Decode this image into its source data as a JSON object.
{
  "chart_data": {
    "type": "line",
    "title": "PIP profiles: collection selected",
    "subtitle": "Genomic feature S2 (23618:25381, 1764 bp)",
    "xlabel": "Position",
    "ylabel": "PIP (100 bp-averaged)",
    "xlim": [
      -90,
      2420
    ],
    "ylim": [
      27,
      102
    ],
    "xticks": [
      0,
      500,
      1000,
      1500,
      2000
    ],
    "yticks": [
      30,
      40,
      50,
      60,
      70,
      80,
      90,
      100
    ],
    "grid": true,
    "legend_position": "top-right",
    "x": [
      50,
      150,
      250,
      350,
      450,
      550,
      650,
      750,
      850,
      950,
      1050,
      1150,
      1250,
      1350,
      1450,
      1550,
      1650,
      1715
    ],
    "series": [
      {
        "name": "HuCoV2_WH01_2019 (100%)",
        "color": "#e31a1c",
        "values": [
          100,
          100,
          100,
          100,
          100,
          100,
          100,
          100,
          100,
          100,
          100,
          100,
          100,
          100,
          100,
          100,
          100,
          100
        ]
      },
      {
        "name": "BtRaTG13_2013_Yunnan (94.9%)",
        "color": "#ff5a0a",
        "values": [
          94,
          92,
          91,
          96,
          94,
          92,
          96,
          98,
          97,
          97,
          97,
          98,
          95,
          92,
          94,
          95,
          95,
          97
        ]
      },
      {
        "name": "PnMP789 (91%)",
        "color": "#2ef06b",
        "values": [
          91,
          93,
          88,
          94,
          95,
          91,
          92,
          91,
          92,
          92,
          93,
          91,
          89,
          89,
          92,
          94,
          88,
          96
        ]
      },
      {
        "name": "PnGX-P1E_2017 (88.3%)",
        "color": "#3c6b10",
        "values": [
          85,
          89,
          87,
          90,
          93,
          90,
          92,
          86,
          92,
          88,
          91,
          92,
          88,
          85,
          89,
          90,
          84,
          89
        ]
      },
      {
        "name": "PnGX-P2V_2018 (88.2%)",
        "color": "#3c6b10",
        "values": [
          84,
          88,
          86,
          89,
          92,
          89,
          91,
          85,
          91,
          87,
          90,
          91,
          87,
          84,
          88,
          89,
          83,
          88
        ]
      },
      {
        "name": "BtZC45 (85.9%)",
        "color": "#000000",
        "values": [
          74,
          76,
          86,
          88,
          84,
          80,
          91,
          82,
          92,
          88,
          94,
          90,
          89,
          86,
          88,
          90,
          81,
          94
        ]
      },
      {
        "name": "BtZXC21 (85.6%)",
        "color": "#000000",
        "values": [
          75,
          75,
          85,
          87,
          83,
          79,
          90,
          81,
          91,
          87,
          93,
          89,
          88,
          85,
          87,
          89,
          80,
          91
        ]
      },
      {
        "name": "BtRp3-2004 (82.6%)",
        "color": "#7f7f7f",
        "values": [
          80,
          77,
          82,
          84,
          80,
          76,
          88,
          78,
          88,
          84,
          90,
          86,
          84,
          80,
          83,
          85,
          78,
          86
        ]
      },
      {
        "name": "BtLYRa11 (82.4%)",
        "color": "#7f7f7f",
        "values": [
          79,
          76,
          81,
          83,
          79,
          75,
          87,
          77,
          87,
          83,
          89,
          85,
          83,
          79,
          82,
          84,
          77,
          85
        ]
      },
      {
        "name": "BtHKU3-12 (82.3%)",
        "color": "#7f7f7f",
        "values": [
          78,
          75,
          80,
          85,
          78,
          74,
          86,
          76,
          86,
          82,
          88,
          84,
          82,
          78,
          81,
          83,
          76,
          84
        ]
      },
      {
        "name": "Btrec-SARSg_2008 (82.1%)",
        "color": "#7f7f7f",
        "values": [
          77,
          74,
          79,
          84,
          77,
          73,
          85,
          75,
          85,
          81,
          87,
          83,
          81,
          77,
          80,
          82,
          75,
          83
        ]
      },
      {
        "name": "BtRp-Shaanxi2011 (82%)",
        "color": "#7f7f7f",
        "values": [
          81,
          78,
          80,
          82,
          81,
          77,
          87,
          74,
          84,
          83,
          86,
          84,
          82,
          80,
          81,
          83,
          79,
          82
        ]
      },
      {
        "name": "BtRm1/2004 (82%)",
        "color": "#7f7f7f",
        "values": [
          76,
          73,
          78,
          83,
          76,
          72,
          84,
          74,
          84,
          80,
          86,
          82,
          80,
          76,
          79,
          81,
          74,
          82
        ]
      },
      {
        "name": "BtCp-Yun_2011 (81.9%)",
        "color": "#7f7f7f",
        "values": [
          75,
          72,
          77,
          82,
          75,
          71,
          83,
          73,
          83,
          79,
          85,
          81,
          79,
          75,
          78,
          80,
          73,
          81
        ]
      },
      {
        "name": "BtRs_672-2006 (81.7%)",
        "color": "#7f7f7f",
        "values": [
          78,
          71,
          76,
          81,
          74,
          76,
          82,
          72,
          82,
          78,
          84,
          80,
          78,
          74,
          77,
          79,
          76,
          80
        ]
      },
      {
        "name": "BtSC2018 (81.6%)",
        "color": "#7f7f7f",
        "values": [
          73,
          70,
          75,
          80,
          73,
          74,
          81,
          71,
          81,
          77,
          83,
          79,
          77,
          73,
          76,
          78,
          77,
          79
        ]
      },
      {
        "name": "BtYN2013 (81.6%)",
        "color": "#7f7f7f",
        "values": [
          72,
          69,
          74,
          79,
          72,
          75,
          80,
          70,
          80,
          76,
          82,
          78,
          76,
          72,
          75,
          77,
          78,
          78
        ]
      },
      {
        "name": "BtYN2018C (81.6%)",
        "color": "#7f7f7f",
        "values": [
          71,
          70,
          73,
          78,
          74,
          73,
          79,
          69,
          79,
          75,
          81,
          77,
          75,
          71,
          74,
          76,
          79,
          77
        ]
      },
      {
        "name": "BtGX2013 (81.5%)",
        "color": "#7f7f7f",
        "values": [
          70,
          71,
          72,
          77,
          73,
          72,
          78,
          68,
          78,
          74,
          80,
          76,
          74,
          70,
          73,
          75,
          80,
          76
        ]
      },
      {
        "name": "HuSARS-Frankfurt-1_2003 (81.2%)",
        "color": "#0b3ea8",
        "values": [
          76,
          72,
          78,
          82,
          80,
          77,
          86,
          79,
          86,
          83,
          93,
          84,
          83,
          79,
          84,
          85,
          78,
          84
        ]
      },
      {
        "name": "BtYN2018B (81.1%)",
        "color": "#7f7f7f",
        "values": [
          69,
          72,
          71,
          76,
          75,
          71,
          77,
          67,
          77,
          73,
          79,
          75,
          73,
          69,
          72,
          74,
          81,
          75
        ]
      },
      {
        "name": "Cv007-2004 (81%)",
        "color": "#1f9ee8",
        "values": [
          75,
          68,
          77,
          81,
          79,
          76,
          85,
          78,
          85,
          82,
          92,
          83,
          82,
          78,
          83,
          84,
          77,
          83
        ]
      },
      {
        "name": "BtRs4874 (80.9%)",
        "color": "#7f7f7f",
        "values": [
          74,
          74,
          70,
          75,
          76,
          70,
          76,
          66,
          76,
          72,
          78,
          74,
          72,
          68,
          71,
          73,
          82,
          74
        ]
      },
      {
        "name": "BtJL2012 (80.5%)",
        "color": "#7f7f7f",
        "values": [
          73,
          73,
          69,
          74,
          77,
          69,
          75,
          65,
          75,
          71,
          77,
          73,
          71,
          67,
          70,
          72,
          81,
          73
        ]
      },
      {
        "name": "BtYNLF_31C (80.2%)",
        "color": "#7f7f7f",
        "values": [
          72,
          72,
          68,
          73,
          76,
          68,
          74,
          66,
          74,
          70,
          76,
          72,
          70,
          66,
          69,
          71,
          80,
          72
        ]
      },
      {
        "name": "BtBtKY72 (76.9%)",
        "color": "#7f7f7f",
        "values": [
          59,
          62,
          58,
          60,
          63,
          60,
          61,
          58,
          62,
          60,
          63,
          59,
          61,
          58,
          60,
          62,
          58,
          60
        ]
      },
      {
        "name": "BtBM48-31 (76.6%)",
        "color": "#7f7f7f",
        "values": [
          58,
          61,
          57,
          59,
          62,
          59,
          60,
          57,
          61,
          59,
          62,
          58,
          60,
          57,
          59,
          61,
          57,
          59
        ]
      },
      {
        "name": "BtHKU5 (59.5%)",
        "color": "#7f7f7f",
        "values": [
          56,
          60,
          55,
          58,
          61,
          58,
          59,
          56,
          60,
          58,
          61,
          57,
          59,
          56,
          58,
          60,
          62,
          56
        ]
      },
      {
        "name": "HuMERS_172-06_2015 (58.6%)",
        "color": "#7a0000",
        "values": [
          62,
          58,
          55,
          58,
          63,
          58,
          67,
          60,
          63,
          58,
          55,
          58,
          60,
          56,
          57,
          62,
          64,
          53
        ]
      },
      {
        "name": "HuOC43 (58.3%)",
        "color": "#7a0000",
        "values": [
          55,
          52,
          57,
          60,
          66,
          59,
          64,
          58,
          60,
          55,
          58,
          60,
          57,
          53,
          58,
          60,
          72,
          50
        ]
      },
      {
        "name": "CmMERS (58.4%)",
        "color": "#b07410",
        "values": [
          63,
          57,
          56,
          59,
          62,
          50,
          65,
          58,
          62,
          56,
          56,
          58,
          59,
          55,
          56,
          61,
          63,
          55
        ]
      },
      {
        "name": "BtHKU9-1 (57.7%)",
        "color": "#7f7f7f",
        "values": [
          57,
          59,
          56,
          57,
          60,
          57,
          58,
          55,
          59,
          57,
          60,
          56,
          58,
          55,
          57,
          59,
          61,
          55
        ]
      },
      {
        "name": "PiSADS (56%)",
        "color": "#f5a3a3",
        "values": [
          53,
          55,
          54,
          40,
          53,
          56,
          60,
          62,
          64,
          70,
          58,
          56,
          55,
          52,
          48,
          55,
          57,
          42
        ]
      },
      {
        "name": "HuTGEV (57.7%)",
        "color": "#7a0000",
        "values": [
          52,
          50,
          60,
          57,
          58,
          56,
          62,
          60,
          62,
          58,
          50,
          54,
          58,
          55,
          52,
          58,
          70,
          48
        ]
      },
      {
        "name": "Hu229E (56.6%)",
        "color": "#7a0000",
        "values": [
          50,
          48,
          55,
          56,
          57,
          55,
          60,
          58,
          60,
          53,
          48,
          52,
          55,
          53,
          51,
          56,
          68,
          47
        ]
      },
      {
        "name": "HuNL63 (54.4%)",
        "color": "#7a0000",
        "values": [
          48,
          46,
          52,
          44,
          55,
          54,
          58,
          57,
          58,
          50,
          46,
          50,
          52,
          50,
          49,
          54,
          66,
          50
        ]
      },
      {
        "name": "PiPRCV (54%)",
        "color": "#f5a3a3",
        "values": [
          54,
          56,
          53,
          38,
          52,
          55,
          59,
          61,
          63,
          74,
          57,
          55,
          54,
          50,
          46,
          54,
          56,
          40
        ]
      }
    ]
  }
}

§ What the exercise asks:
Which lines of the listing contain the word "PnGX"? Copy each of them.

§ Exercise solution:
        "name": "PnGX-P1E_2017 (88.3%)",
        "name": "PnGX-P2V_2018 (88.2%)",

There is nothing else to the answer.